> Exercise: Type out all the records word for word. Any pictures are to be left out.

> Input data:
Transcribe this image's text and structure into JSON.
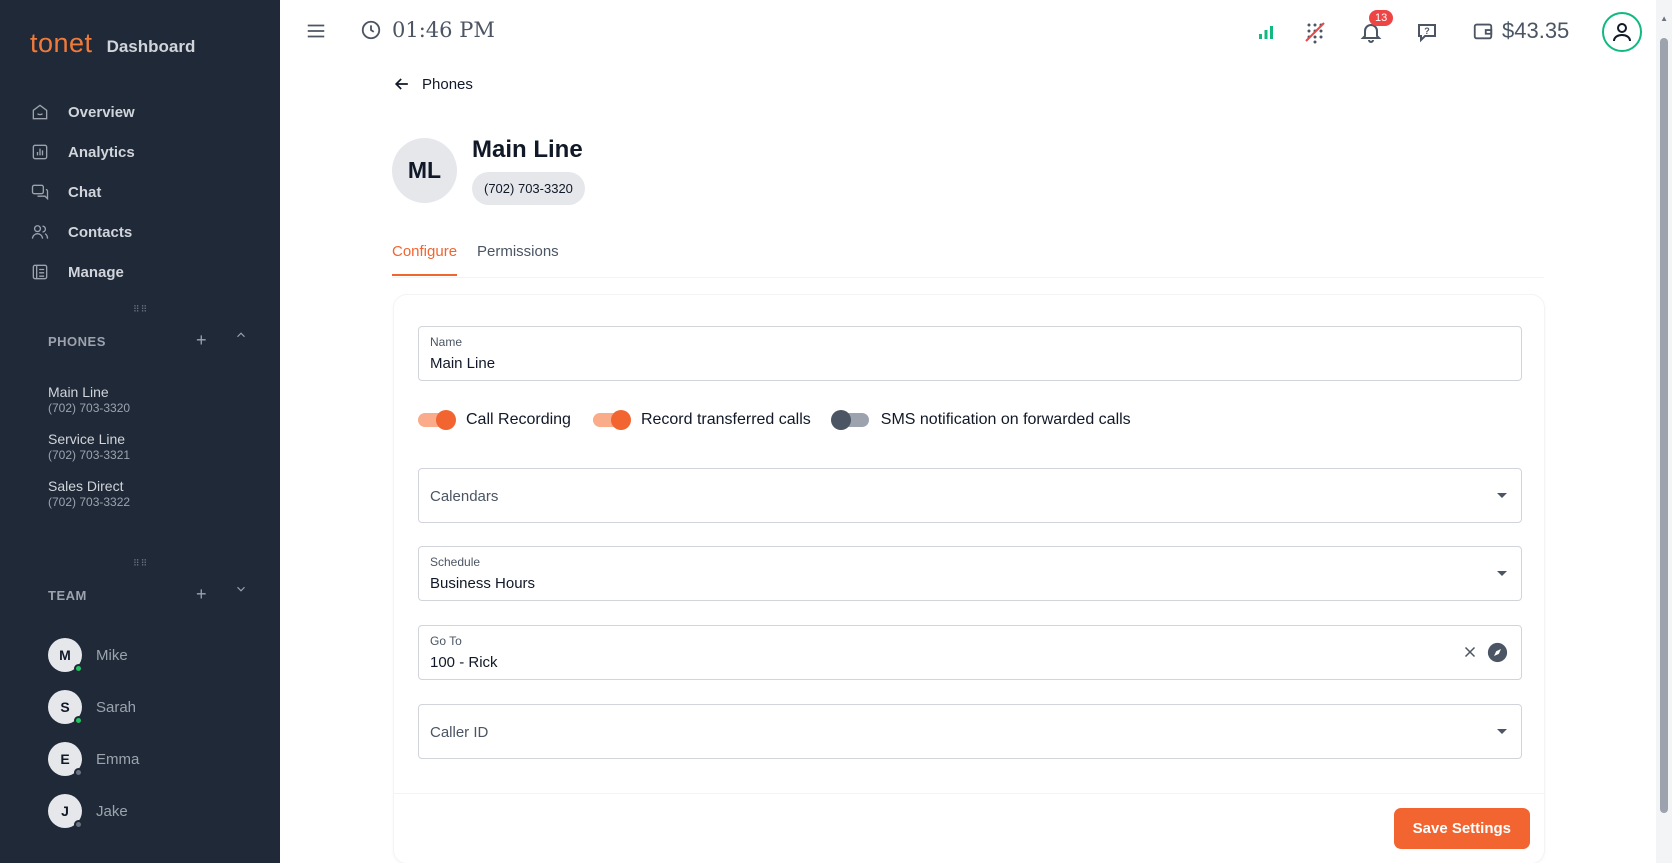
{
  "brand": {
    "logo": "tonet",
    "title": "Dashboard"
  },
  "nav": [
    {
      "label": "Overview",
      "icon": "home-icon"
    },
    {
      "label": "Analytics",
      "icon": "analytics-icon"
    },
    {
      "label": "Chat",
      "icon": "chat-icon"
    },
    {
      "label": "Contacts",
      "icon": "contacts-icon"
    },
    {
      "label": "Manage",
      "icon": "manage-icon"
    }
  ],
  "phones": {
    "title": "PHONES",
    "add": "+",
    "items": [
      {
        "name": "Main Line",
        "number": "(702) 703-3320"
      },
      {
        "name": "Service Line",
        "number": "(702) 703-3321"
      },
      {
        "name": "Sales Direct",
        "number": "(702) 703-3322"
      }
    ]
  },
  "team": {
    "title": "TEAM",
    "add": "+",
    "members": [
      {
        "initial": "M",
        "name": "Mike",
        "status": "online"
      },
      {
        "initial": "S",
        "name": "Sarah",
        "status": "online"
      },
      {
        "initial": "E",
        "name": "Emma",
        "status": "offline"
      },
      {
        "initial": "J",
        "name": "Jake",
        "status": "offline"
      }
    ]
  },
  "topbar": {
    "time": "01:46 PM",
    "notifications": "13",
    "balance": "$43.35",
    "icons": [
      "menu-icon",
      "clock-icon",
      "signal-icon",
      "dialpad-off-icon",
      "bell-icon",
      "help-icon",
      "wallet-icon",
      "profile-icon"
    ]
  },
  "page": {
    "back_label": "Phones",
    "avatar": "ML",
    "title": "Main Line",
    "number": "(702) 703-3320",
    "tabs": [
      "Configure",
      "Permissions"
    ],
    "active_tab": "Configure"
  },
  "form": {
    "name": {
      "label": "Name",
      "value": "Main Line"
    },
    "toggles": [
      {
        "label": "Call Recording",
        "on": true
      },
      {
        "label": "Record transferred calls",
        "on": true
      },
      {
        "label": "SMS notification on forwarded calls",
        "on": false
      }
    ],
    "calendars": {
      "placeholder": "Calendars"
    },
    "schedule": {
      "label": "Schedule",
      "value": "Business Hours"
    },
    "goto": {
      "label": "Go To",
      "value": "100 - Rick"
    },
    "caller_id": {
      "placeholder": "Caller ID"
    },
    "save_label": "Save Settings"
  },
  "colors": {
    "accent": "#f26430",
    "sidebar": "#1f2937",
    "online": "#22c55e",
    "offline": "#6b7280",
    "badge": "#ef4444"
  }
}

> Solution to the problem:
Transcribe this image's text and structure into JSON.
{
  "brand": {
    "logo": "tonet",
    "title": "Dashboard"
  },
  "nav": [
    {
      "label": "Overview",
      "icon": "home-icon"
    },
    {
      "label": "Analytics",
      "icon": "analytics-icon"
    },
    {
      "label": "Chat",
      "icon": "chat-icon"
    },
    {
      "label": "Contacts",
      "icon": "contacts-icon"
    },
    {
      "label": "Manage",
      "icon": "manage-icon"
    }
  ],
  "phones": {
    "title": "PHONES",
    "add": "+",
    "items": [
      {
        "name": "Main Line",
        "number": "(702) 703-3320"
      },
      {
        "name": "Service Line",
        "number": "(702) 703-3321"
      },
      {
        "name": "Sales Direct",
        "number": "(702) 703-3322"
      }
    ]
  },
  "team": {
    "title": "TEAM",
    "add": "+",
    "members": [
      {
        "initial": "M",
        "name": "Mike",
        "status": "online"
      },
      {
        "initial": "S",
        "name": "Sarah",
        "status": "online"
      },
      {
        "initial": "E",
        "name": "Emma",
        "status": "offline"
      },
      {
        "initial": "J",
        "name": "Jake",
        "status": "offline"
      }
    ]
  },
  "topbar": {
    "time": "01:46 PM",
    "notifications": "13",
    "balance": "$43.35",
    "icons": [
      "menu-icon",
      "clock-icon",
      "signal-icon",
      "dialpad-off-icon",
      "bell-icon",
      "help-icon",
      "wallet-icon",
      "profile-icon"
    ]
  },
  "page": {
    "back_label": "Phones",
    "avatar": "ML",
    "title": "Main Line",
    "number": "(702) 703-3320",
    "tabs": [
      "Configure",
      "Permissions"
    ],
    "active_tab": "Configure"
  },
  "form": {
    "name": {
      "label": "Name",
      "value": "Main Line"
    },
    "toggles": [
      {
        "label": "Call Recording",
        "on": true
      },
      {
        "label": "Record transferred calls",
        "on": true
      },
      {
        "label": "SMS notification on forwarded calls",
        "on": false
      }
    ],
    "calendars": {
      "placeholder": "Calendars"
    },
    "schedule": {
      "label": "Schedule",
      "value": "Business Hours"
    },
    "goto": {
      "label": "Go To",
      "value": "100 - Rick"
    },
    "caller_id": {
      "placeholder": "Caller ID"
    },
    "save_label": "Save Settings"
  },
  "colors": {
    "accent": "#f26430",
    "sidebar": "#1f2937",
    "online": "#22c55e",
    "offline": "#6b7280",
    "badge": "#ef4444"
  }
}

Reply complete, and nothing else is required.